Labeled region entries
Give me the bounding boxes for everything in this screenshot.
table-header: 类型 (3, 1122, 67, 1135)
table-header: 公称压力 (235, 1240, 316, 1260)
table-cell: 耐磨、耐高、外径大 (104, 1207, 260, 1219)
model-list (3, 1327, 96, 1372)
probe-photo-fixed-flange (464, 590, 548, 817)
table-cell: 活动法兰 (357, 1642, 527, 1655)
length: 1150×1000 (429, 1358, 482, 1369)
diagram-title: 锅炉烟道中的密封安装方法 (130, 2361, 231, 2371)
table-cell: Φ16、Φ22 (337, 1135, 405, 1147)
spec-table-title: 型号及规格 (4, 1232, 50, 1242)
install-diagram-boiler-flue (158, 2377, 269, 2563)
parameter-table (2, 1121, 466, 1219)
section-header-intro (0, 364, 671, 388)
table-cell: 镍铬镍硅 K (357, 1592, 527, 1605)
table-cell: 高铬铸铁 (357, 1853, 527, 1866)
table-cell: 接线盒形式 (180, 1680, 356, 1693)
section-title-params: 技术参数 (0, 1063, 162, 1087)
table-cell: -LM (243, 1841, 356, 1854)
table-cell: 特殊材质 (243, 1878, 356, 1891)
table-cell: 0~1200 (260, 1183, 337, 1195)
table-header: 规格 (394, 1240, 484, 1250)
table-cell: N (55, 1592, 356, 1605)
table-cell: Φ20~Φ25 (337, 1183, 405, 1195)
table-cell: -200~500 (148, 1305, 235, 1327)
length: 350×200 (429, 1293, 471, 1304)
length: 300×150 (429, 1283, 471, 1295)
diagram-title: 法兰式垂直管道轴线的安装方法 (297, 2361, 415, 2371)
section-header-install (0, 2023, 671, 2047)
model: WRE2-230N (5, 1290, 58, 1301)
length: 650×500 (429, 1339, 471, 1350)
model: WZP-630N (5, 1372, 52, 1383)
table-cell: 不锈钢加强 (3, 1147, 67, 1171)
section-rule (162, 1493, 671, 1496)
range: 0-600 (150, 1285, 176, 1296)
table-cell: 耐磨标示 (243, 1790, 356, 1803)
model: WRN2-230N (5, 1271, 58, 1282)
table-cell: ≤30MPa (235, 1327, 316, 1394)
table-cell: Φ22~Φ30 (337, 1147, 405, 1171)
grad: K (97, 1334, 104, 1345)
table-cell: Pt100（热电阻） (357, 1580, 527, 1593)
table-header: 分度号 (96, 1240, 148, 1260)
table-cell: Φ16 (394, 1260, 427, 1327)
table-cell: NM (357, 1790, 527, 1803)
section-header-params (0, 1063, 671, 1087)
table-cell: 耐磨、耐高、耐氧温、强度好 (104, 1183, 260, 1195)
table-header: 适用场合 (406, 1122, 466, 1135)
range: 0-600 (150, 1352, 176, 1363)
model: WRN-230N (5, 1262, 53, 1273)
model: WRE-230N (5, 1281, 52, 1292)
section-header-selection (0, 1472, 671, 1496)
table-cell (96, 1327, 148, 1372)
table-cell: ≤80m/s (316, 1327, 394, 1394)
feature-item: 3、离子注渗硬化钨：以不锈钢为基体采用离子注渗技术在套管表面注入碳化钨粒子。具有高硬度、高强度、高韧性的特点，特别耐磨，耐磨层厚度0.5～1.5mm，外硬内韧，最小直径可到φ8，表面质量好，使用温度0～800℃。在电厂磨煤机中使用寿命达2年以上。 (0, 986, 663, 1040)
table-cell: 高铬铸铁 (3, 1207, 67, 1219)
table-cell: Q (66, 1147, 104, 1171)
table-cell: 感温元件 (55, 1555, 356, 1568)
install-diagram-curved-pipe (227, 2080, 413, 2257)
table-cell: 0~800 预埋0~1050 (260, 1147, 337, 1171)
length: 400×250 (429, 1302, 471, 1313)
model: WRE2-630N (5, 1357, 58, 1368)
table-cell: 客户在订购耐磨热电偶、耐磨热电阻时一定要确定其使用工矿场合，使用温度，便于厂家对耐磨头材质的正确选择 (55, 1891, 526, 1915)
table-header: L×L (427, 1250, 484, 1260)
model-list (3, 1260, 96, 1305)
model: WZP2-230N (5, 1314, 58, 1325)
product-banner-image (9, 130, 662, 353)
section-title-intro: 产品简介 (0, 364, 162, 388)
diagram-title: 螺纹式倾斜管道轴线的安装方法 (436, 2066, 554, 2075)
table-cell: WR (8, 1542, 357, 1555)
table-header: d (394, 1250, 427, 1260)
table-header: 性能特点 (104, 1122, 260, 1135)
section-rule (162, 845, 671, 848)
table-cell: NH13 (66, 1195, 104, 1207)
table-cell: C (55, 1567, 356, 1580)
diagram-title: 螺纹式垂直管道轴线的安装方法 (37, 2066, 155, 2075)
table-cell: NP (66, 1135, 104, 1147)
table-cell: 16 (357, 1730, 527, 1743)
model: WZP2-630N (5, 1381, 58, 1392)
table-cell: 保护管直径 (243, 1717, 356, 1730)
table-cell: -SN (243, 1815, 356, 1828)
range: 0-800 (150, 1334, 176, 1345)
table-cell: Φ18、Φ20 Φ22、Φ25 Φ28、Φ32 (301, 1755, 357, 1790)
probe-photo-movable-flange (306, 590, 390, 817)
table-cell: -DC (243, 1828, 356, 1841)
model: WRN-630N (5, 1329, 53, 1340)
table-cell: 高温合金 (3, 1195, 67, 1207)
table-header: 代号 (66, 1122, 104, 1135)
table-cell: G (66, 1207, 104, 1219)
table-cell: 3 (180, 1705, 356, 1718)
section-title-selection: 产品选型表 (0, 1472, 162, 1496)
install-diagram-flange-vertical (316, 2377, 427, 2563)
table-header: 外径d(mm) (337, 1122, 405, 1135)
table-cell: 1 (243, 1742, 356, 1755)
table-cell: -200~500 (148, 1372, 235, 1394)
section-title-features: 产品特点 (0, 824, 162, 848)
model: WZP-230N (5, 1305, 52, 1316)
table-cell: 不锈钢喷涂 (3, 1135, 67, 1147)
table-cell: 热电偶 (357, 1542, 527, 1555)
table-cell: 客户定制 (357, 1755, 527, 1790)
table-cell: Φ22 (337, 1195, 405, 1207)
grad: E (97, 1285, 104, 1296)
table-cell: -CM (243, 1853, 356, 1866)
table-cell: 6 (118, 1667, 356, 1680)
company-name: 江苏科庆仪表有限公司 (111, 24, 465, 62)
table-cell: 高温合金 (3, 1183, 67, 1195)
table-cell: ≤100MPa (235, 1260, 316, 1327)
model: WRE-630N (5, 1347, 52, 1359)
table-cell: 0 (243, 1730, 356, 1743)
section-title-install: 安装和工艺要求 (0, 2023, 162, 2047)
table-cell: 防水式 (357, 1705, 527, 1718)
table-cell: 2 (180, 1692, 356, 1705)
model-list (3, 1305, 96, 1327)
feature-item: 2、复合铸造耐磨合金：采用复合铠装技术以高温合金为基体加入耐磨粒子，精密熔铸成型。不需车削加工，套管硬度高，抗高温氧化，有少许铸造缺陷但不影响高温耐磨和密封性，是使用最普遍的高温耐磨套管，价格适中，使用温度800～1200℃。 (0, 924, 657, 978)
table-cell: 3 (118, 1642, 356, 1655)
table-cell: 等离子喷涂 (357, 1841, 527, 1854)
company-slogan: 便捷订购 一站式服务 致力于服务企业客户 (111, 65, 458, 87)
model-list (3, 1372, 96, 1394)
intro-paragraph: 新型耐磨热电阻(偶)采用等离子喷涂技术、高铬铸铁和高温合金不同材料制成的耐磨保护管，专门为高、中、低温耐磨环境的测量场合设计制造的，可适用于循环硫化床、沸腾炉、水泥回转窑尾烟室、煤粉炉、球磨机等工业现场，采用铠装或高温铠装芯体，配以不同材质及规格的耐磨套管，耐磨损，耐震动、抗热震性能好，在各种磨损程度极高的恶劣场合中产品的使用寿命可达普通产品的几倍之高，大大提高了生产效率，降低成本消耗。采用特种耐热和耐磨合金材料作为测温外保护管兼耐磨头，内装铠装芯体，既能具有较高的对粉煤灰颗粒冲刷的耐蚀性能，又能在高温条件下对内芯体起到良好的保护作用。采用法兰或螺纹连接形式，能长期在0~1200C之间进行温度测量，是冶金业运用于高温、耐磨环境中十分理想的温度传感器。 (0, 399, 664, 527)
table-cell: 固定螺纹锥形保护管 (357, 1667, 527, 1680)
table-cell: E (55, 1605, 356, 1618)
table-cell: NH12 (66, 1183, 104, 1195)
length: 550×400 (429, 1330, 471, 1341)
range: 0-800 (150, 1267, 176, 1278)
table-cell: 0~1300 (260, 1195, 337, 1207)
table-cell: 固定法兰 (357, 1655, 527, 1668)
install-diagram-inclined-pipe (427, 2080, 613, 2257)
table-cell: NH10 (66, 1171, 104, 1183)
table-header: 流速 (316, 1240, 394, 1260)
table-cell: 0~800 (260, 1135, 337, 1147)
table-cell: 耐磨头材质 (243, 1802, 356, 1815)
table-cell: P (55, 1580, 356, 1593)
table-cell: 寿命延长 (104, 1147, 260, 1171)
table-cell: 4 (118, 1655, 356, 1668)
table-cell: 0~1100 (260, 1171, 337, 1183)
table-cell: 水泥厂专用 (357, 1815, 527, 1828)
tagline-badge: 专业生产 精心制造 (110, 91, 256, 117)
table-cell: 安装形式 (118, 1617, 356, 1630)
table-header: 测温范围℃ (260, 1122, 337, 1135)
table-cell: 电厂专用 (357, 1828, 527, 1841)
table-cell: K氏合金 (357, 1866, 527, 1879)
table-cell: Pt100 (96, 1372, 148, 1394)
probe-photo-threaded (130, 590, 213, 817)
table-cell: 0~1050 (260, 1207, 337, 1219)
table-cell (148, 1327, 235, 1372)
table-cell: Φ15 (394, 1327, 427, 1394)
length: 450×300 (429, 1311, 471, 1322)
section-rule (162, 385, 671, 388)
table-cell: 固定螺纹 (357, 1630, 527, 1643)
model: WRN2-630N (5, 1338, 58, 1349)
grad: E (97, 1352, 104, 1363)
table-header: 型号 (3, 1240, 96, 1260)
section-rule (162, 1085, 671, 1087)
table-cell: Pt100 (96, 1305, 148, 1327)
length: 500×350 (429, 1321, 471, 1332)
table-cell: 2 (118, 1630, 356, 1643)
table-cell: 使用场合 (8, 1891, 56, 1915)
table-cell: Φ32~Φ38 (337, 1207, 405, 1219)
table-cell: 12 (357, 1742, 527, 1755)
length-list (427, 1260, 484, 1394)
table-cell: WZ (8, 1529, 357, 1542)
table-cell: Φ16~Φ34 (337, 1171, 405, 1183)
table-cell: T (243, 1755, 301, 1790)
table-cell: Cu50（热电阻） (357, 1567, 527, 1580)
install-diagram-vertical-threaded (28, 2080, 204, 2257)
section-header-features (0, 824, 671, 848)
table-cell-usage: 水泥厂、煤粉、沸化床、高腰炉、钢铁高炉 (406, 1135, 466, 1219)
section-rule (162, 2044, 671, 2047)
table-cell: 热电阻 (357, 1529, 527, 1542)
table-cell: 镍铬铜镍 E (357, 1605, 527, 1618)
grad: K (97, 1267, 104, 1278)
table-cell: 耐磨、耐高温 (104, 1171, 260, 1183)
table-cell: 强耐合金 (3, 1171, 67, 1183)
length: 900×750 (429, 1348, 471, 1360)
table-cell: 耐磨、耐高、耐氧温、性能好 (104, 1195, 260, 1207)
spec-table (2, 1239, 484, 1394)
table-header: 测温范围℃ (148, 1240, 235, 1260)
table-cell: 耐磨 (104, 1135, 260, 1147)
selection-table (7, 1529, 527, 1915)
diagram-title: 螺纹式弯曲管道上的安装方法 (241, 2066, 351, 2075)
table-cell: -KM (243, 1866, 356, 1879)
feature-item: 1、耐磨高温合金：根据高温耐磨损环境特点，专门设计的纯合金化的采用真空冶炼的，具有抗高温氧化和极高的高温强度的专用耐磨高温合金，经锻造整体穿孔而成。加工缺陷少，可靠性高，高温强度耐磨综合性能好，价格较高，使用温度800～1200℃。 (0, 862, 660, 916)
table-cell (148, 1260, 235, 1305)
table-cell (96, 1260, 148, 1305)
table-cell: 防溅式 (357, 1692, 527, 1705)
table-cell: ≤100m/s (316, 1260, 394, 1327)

#### Directions for this task:
Echo the lines from the start of the entries through the line that contains "table-cell: 高铬铸铁 (357, 1853, 527, 1866)", including both ends.

#### Response for this exercise:
Give me the bounding boxes for everything in this screenshot.
table-header: 类型 (3, 1122, 67, 1135)
table-header: 公称压力 (235, 1240, 316, 1260)
table-cell: 耐磨、耐高、外径大 (104, 1207, 260, 1219)
model-list (3, 1327, 96, 1372)
probe-photo-fixed-flange (464, 590, 548, 817)
table-cell: 活动法兰 (357, 1642, 527, 1655)
length: 1150×1000 (429, 1358, 482, 1369)
diagram-title: 锅炉烟道中的密封安装方法 (130, 2361, 231, 2371)
table-cell: Φ16、Φ22 (337, 1135, 405, 1147)
spec-table-title: 型号及规格 (4, 1232, 50, 1242)
install-diagram-boiler-flue (158, 2377, 269, 2563)
parameter-table (2, 1121, 466, 1219)
section-header-intro (0, 364, 671, 388)
table-cell: 镍铬镍硅 K (357, 1592, 527, 1605)
table-cell: 高铬铸铁 (357, 1853, 527, 1866)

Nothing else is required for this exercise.